**Task goal:**
Reproduce the listing below exactly, minus its pictures.

──────── Task material

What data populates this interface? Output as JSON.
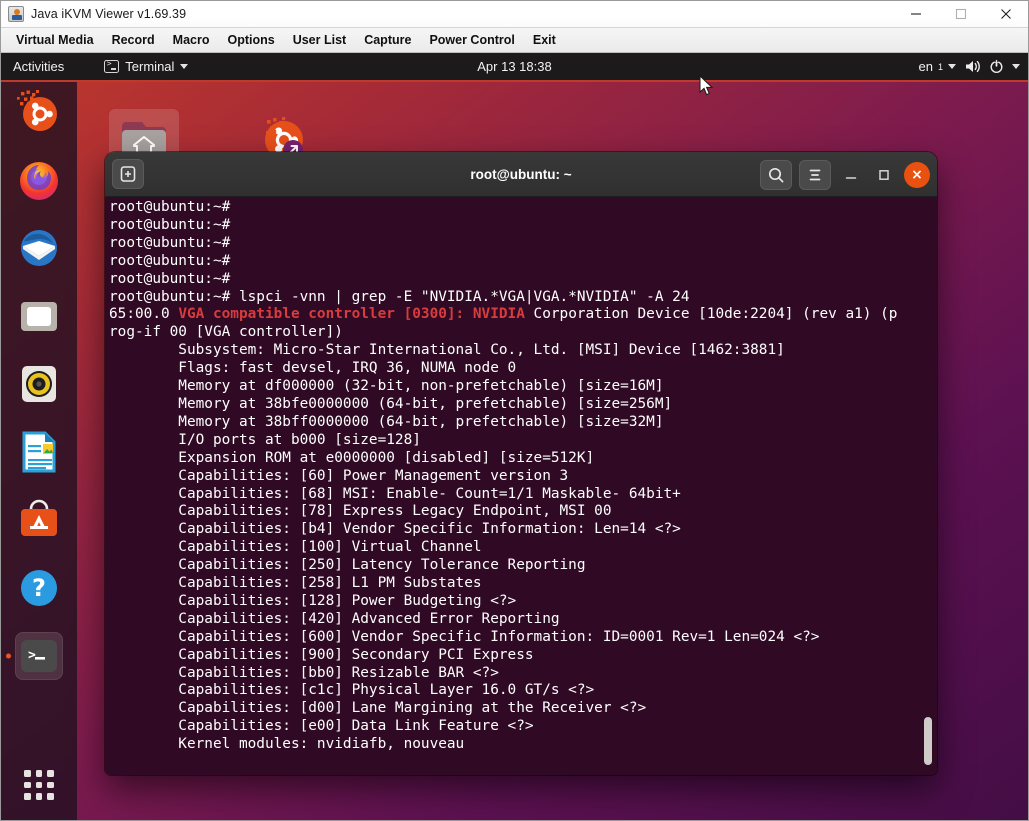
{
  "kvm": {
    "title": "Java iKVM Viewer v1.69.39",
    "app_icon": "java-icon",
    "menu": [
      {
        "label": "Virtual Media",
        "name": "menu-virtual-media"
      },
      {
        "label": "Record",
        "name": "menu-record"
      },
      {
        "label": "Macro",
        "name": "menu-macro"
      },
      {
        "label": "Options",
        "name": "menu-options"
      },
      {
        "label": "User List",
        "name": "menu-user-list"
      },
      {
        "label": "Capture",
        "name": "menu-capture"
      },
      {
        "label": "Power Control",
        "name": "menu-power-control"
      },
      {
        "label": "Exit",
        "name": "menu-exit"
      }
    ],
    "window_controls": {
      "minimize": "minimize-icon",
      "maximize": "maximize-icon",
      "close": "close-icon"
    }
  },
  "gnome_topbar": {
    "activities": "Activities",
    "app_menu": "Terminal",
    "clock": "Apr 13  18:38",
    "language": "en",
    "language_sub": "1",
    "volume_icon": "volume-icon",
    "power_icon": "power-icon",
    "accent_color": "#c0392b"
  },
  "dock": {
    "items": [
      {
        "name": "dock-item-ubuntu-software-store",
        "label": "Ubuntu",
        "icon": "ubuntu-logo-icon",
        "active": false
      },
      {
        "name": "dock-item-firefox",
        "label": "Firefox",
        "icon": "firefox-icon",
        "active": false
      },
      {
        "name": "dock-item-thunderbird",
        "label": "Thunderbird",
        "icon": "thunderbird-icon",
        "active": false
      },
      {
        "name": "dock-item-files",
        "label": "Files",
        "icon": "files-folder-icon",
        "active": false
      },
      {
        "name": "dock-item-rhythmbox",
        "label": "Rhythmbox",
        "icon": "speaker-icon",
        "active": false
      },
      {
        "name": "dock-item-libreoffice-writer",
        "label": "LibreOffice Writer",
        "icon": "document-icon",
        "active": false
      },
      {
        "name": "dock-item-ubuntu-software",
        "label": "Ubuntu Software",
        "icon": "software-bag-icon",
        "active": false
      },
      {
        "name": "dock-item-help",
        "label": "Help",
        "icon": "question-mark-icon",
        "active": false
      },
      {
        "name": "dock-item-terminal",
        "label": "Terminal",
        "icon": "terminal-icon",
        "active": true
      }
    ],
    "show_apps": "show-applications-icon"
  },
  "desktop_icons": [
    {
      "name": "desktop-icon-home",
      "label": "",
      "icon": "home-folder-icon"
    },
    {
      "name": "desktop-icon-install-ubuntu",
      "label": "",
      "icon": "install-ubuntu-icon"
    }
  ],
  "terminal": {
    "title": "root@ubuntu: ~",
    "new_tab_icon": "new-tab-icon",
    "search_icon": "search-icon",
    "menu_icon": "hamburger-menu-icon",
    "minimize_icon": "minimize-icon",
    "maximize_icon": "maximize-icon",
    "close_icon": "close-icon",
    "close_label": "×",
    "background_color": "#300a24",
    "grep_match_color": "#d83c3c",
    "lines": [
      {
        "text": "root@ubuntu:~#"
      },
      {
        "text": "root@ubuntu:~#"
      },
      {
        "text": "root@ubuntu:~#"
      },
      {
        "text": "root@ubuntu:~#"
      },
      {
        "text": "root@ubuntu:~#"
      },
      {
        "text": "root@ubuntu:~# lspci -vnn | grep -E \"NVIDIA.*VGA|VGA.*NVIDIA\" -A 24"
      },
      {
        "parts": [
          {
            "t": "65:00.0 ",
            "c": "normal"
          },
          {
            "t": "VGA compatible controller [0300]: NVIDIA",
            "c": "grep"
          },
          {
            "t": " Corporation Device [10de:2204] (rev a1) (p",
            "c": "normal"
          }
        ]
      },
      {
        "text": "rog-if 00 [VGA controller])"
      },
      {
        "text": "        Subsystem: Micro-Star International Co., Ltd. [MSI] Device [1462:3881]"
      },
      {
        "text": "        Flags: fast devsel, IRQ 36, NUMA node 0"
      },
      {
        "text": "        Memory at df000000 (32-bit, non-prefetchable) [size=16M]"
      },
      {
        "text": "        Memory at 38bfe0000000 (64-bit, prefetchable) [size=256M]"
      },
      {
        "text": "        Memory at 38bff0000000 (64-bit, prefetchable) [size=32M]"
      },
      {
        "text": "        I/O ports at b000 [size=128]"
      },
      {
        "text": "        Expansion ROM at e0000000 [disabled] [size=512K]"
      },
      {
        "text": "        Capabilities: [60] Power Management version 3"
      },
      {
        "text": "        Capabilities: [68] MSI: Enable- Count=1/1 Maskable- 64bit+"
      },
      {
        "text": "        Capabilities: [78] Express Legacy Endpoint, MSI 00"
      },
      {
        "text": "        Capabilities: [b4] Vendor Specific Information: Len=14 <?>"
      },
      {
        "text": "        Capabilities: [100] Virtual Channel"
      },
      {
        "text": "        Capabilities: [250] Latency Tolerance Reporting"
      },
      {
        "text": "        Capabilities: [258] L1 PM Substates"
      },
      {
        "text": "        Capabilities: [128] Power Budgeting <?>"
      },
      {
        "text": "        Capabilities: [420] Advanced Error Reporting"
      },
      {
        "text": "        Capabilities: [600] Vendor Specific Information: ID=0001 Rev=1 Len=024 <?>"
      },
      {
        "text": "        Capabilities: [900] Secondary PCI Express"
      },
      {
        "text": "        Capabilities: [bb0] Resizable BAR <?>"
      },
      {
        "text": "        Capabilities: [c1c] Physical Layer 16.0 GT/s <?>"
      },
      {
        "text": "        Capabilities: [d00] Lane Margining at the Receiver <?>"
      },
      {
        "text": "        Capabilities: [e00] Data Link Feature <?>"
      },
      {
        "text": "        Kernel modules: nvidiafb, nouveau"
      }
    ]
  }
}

────────────────

**Response:**
What data populates this interface? Output as JSON.
{
  "kvm": {
    "title": "Java iKVM Viewer v1.69.39",
    "app_icon": "java-icon",
    "menu": [
      {
        "label": "Virtual Media",
        "name": "menu-virtual-media"
      },
      {
        "label": "Record",
        "name": "menu-record"
      },
      {
        "label": "Macro",
        "name": "menu-macro"
      },
      {
        "label": "Options",
        "name": "menu-options"
      },
      {
        "label": "User List",
        "name": "menu-user-list"
      },
      {
        "label": "Capture",
        "name": "menu-capture"
      },
      {
        "label": "Power Control",
        "name": "menu-power-control"
      },
      {
        "label": "Exit",
        "name": "menu-exit"
      }
    ],
    "window_controls": {
      "minimize": "minimize-icon",
      "maximize": "maximize-icon",
      "close": "close-icon"
    }
  },
  "gnome_topbar": {
    "activities": "Activities",
    "app_menu": "Terminal",
    "clock": "Apr 13  18:38",
    "language": "en",
    "language_sub": "1",
    "volume_icon": "volume-icon",
    "power_icon": "power-icon",
    "accent_color": "#c0392b"
  },
  "dock": {
    "items": [
      {
        "name": "dock-item-ubuntu-software-store",
        "label": "Ubuntu",
        "icon": "ubuntu-logo-icon",
        "active": false
      },
      {
        "name": "dock-item-firefox",
        "label": "Firefox",
        "icon": "firefox-icon",
        "active": false
      },
      {
        "name": "dock-item-thunderbird",
        "label": "Thunderbird",
        "icon": "thunderbird-icon",
        "active": false
      },
      {
        "name": "dock-item-files",
        "label": "Files",
        "icon": "files-folder-icon",
        "active": false
      },
      {
        "name": "dock-item-rhythmbox",
        "label": "Rhythmbox",
        "icon": "speaker-icon",
        "active": false
      },
      {
        "name": "dock-item-libreoffice-writer",
        "label": "LibreOffice Writer",
        "icon": "document-icon",
        "active": false
      },
      {
        "name": "dock-item-ubuntu-software",
        "label": "Ubuntu Software",
        "icon": "software-bag-icon",
        "active": false
      },
      {
        "name": "dock-item-help",
        "label": "Help",
        "icon": "question-mark-icon",
        "active": false
      },
      {
        "name": "dock-item-terminal",
        "label": "Terminal",
        "icon": "terminal-icon",
        "active": true
      }
    ],
    "show_apps": "show-applications-icon"
  },
  "desktop_icons": [
    {
      "name": "desktop-icon-home",
      "label": "",
      "icon": "home-folder-icon"
    },
    {
      "name": "desktop-icon-install-ubuntu",
      "label": "",
      "icon": "install-ubuntu-icon"
    }
  ],
  "terminal": {
    "title": "root@ubuntu: ~",
    "new_tab_icon": "new-tab-icon",
    "search_icon": "search-icon",
    "menu_icon": "hamburger-menu-icon",
    "minimize_icon": "minimize-icon",
    "maximize_icon": "maximize-icon",
    "close_icon": "close-icon",
    "close_label": "×",
    "background_color": "#300a24",
    "grep_match_color": "#d83c3c",
    "lines": [
      {
        "text": "root@ubuntu:~#"
      },
      {
        "text": "root@ubuntu:~#"
      },
      {
        "text": "root@ubuntu:~#"
      },
      {
        "text": "root@ubuntu:~#"
      },
      {
        "text": "root@ubuntu:~#"
      },
      {
        "text": "root@ubuntu:~# lspci -vnn | grep -E \"NVIDIA.*VGA|VGA.*NVIDIA\" -A 24"
      },
      {
        "parts": [
          {
            "t": "65:00.0 ",
            "c": "normal"
          },
          {
            "t": "VGA compatible controller [0300]: NVIDIA",
            "c": "grep"
          },
          {
            "t": " Corporation Device [10de:2204] (rev a1) (p",
            "c": "normal"
          }
        ]
      },
      {
        "text": "rog-if 00 [VGA controller])"
      },
      {
        "text": "        Subsystem: Micro-Star International Co., Ltd. [MSI] Device [1462:3881]"
      },
      {
        "text": "        Flags: fast devsel, IRQ 36, NUMA node 0"
      },
      {
        "text": "        Memory at df000000 (32-bit, non-prefetchable) [size=16M]"
      },
      {
        "text": "        Memory at 38bfe0000000 (64-bit, prefetchable) [size=256M]"
      },
      {
        "text": "        Memory at 38bff0000000 (64-bit, prefetchable) [size=32M]"
      },
      {
        "text": "        I/O ports at b000 [size=128]"
      },
      {
        "text": "        Expansion ROM at e0000000 [disabled] [size=512K]"
      },
      {
        "text": "        Capabilities: [60] Power Management version 3"
      },
      {
        "text": "        Capabilities: [68] MSI: Enable- Count=1/1 Maskable- 64bit+"
      },
      {
        "text": "        Capabilities: [78] Express Legacy Endpoint, MSI 00"
      },
      {
        "text": "        Capabilities: [b4] Vendor Specific Information: Len=14 <?>"
      },
      {
        "text": "        Capabilities: [100] Virtual Channel"
      },
      {
        "text": "        Capabilities: [250] Latency Tolerance Reporting"
      },
      {
        "text": "        Capabilities: [258] L1 PM Substates"
      },
      {
        "text": "        Capabilities: [128] Power Budgeting <?>"
      },
      {
        "text": "        Capabilities: [420] Advanced Error Reporting"
      },
      {
        "text": "        Capabilities: [600] Vendor Specific Information: ID=0001 Rev=1 Len=024 <?>"
      },
      {
        "text": "        Capabilities: [900] Secondary PCI Express"
      },
      {
        "text": "        Capabilities: [bb0] Resizable BAR <?>"
      },
      {
        "text": "        Capabilities: [c1c] Physical Layer 16.0 GT/s <?>"
      },
      {
        "text": "        Capabilities: [d00] Lane Margining at the Receiver <?>"
      },
      {
        "text": "        Capabilities: [e00] Data Link Feature <?>"
      },
      {
        "text": "        Kernel modules: nvidiafb, nouveau"
      }
    ]
  }
}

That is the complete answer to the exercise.